Your task
Copy all lines in which the word "image" can be found.

--- Extracted data ---

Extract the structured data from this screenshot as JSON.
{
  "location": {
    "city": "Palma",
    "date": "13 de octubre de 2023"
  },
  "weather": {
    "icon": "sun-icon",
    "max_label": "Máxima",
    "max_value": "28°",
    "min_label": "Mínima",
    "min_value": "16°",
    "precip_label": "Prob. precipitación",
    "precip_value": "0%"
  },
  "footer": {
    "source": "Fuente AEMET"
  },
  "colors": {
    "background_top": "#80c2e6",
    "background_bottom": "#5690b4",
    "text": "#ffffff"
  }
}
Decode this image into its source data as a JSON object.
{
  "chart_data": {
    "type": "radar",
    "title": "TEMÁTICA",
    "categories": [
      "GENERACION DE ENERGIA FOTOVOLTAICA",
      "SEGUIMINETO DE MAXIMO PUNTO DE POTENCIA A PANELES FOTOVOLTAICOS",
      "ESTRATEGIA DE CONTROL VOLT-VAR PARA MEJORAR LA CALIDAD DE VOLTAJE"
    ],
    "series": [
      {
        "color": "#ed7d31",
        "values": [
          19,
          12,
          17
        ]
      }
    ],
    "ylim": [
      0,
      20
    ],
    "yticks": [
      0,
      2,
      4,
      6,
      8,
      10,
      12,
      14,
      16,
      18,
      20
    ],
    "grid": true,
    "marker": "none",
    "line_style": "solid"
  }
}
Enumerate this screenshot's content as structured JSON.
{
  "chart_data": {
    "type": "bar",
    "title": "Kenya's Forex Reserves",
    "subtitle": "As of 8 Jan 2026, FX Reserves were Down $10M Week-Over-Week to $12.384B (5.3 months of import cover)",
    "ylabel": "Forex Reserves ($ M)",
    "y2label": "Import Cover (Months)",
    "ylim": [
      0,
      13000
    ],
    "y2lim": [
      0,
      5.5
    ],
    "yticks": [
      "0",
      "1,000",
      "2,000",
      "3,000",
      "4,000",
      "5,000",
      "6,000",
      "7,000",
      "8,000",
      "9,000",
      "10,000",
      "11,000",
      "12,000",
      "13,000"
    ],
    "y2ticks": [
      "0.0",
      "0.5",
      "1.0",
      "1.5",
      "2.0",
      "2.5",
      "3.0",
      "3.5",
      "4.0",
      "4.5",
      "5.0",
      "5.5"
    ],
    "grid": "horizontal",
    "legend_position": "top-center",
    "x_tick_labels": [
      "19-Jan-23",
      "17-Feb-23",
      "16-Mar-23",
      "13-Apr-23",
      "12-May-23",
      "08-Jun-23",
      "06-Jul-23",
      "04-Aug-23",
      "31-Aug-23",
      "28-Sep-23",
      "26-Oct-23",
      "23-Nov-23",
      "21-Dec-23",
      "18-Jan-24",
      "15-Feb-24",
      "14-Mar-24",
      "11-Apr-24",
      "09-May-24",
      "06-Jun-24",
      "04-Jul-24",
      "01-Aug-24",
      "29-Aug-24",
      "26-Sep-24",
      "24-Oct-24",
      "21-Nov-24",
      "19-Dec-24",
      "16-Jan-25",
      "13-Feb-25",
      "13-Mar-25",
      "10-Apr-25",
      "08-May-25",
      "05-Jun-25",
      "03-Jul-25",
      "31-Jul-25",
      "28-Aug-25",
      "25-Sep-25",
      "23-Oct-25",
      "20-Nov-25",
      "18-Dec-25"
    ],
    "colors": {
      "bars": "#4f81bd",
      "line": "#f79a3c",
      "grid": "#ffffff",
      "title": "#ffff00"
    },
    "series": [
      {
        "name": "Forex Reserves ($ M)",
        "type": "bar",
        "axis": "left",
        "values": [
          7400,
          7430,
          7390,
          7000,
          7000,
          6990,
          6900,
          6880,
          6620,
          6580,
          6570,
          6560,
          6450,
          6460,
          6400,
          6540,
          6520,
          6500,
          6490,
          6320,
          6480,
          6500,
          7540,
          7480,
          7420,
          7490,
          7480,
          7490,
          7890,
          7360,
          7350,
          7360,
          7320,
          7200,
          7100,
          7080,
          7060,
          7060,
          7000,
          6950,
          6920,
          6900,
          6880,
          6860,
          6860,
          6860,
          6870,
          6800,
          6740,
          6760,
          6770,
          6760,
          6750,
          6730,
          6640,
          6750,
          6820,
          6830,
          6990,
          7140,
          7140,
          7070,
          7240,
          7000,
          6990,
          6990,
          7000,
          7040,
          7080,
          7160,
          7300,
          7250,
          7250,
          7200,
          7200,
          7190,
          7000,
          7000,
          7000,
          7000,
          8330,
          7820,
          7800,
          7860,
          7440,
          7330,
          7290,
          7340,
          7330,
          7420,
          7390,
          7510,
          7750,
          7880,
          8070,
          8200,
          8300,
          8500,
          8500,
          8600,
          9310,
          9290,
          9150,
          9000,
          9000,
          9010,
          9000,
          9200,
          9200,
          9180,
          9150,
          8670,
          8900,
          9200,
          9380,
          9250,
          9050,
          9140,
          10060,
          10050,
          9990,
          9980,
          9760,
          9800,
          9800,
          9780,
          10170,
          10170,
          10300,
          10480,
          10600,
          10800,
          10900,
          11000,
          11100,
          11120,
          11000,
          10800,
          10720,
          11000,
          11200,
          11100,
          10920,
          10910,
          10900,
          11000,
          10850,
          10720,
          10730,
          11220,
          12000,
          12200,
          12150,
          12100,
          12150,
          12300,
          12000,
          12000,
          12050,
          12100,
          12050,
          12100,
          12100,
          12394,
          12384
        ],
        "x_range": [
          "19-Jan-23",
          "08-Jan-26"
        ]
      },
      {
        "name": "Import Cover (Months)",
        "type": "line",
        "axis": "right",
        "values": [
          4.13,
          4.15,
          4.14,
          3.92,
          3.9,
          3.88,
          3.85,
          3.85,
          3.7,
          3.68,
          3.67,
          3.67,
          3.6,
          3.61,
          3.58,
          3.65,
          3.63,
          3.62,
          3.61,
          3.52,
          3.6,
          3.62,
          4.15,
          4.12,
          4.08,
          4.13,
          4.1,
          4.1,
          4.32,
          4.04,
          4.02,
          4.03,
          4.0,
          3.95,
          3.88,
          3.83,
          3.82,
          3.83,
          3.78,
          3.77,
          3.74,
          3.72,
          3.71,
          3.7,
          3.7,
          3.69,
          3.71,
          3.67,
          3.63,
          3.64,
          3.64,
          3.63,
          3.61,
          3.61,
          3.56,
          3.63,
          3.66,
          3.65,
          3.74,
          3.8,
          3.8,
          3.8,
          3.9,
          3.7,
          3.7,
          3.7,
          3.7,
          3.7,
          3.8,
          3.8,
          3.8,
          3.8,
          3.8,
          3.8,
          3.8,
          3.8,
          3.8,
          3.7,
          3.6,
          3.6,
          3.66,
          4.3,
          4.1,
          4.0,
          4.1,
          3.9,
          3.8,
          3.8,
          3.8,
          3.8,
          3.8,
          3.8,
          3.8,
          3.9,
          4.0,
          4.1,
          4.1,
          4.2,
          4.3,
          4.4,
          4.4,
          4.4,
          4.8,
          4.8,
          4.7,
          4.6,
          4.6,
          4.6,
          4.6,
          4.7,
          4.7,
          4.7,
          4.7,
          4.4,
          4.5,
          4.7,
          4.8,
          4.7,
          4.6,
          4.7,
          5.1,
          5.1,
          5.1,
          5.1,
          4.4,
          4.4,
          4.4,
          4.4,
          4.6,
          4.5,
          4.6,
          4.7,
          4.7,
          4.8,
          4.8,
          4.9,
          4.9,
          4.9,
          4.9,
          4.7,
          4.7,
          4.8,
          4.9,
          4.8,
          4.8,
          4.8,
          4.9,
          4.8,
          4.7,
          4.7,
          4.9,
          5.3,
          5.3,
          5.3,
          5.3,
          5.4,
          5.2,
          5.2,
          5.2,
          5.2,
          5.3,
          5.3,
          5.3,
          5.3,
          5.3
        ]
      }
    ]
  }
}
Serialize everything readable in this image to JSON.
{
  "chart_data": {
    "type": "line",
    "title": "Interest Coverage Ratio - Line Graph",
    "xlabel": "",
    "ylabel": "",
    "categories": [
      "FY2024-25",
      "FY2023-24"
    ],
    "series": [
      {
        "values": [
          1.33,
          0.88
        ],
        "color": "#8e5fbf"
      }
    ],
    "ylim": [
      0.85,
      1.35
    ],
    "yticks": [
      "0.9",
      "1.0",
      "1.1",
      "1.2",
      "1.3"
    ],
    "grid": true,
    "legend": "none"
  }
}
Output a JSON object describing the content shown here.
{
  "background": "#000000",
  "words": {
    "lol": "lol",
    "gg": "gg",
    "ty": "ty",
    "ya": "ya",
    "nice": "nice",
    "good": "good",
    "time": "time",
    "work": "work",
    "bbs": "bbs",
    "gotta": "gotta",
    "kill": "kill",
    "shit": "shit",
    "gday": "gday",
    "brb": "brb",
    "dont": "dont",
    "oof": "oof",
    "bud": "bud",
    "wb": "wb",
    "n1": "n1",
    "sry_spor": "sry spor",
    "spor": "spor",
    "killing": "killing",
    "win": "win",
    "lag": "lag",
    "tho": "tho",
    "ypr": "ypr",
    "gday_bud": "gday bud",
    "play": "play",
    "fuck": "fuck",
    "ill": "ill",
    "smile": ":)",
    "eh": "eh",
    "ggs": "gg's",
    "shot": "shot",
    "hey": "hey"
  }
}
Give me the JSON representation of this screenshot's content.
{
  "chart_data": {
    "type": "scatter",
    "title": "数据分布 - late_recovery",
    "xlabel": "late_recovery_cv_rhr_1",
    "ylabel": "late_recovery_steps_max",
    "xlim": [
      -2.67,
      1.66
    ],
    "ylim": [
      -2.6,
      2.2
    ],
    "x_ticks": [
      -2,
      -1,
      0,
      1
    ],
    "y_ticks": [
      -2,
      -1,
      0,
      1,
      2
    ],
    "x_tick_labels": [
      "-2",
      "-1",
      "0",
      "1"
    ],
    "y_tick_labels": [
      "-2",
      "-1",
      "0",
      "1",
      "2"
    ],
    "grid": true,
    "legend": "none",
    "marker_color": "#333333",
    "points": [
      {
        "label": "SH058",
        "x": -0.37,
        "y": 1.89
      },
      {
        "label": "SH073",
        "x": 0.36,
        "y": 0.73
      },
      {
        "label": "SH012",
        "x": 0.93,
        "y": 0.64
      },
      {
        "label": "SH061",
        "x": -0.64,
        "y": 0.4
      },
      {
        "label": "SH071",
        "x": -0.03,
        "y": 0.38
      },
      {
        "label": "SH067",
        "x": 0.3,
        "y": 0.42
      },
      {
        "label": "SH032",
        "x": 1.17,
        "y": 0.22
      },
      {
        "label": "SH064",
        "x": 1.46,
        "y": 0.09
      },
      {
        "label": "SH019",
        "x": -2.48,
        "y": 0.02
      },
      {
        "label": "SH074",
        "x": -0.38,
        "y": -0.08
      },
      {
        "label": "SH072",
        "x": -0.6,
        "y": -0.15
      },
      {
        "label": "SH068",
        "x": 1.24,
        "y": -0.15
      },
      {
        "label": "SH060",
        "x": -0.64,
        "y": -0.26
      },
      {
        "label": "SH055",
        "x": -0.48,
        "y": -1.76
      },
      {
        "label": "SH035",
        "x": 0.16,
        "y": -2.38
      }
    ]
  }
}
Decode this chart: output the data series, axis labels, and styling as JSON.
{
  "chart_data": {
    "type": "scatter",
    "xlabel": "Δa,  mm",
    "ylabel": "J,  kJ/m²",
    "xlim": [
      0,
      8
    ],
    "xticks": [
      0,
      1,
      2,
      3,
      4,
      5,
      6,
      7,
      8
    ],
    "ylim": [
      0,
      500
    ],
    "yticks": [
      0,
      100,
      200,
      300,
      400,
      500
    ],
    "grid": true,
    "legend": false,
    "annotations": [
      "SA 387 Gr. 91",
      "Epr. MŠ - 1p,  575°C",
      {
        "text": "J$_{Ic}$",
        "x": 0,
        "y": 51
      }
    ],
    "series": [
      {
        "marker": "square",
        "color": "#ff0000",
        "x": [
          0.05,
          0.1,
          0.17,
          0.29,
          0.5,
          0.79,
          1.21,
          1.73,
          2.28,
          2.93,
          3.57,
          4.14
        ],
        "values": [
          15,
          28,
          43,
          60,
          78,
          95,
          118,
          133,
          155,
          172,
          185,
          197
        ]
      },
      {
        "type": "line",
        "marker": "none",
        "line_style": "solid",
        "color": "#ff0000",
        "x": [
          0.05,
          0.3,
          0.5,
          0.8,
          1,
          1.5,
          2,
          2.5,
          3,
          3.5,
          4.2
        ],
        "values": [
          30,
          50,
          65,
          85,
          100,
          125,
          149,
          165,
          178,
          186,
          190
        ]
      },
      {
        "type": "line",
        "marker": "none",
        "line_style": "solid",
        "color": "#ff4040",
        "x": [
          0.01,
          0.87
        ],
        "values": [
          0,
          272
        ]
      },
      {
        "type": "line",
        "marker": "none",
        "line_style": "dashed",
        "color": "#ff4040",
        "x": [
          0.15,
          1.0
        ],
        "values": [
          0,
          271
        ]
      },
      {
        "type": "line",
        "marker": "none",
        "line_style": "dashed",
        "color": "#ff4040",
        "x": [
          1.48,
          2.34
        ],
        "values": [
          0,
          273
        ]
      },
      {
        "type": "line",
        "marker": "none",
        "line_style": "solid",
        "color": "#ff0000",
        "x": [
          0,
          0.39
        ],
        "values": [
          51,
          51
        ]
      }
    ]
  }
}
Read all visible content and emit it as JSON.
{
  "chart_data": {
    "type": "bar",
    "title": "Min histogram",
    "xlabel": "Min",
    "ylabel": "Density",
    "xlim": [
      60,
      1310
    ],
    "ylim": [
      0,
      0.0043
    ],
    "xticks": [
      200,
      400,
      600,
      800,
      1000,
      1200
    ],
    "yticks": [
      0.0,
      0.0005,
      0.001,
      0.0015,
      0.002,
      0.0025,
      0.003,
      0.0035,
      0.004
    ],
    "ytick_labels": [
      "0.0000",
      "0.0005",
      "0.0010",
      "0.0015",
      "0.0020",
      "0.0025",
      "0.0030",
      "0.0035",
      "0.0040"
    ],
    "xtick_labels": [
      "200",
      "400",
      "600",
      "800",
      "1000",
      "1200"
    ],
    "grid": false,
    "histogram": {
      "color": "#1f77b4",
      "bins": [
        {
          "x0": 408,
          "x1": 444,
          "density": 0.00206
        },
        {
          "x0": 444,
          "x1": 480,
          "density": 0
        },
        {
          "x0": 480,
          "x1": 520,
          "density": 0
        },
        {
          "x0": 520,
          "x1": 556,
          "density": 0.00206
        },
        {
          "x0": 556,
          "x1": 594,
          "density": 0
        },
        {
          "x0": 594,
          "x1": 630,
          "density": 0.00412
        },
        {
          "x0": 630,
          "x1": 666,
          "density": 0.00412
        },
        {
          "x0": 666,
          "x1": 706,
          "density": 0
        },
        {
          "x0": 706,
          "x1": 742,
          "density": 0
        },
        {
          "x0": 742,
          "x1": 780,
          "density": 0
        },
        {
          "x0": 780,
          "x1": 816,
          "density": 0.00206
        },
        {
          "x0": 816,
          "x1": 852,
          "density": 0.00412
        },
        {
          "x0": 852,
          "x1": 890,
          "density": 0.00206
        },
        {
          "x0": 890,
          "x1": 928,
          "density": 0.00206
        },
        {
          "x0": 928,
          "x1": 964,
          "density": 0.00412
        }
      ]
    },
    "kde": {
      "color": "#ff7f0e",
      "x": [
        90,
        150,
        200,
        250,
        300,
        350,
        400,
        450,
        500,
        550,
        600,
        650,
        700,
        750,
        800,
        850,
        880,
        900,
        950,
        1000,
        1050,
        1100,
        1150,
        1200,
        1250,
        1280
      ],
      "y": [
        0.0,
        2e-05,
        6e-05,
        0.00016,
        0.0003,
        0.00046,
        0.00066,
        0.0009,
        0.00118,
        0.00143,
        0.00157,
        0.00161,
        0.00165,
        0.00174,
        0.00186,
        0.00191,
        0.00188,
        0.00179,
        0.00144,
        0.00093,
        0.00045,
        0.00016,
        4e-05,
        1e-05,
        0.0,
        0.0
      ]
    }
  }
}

---

Answer to this exercise
Decode this image into its source data as a JSON object.
Serialize everything readable in this image to JSON.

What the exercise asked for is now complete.